CHALLENGES ->
1. In the passage on the Declaration of Independence, on what date did Congress issue the Declaration?
2. Edit the passage on the Declaration of Independence: rewrite the part starting with "3The people have" and going on through "on American soil.", changing "oppression" to "tyranny".

QUOTED TEXT ->
_ _ _ _ _ _ _

After eighteen months of fighting, on 4 July 1776, Congress issued the Declaration of Independence. Written principally by Thomas Jefferson, the Declaration went beyond calls for rights within British jurisdiction and offered a justification for the revolutionary repudiation of British rule:
We hold these truths to be self-evident, that all men are created equal, that they are endowed by their Creator with certain unalienable rights, that amongst these are life, liberty and the pursuit of happiness. That to secure these rights, governments are instituted amongst men, deriving their just powers from the consent of the governed. That whenever any form of government becomes destructive of these ends, it is the right of the people to alter or abolish it, and to institute a new government. (quoted in Foley, 1991: 31)
The arguments pursued in the Declaration drew upon the notions of liberty, rights, and limited government that defined classical liberalism and recalled the claims made by figures such as the English philosopher John Locke (1632–1704):
1All people (and not only Americans) have natural rights, most notably ‘life, liberty and the pursuit of happiness’. These rights were granted by God and could not be taken away. They were thus ‘unalienable’. The claim that men were created equal should not be understood as an egalitarian statement in the modern sense. Instead, it was an affirmation that men (and only white men with at least some property were considered) were equally entitled to particular rights.
2The purpose of government and the reason why it was created was to protect these rights. There is a social contract between the people and government in which the people accept a duty to obey the government. In return, those in government have an obligation to protect the people’s rights.
3The people have the right to withdraw that consent and therefore have the right of rebellion if the government fails in its obligation to protect their rights.
4King George III and the British Parliament had, through acts of oppression, broken their side of the social contract. The people had thereby been denied their ‘unalienable’ rights. The American colonists could in such circumstances justifiably break their side of the contract and deny British authority on American soil.

_ _ _ _ _ _ _

DATA ->
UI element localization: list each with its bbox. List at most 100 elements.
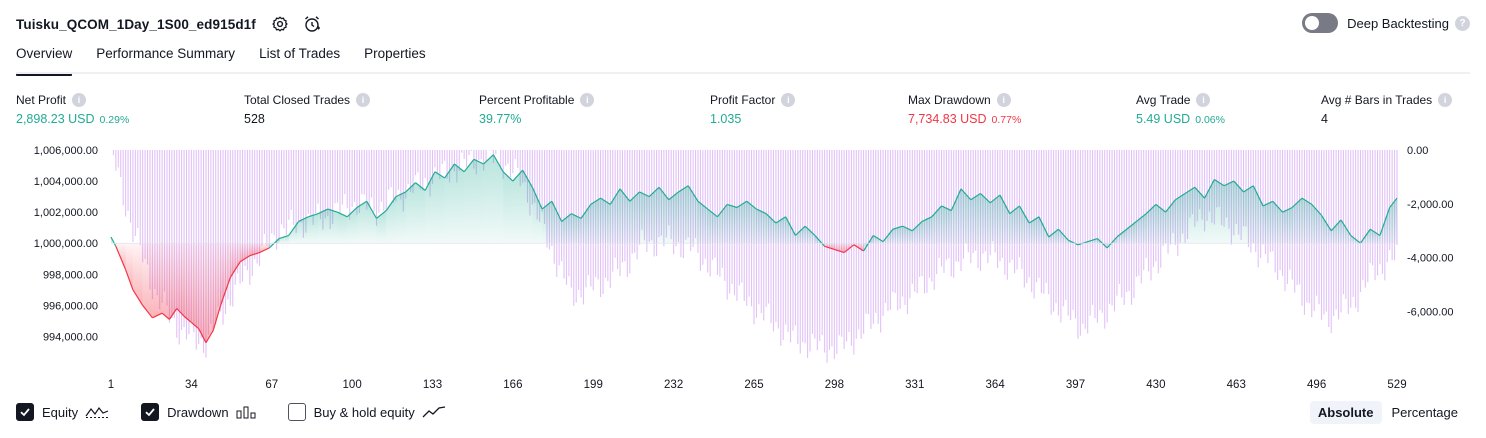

_ _ _ _ _ _ _

ANSWER LIST ->
1. 4 July 1776

2.
3The people have the right to withdraw that consent and therefore have the right of rebellion if the government fails in its obligation to protect their rights.
4King George III and the British Parliament had, through acts of tyranny, broken their side of the social contract. The people had thereby been denied their ‘unalienable’ rights. The American colonists could in such circumstances justifiably break their side of the contract and deny British authority on American soil.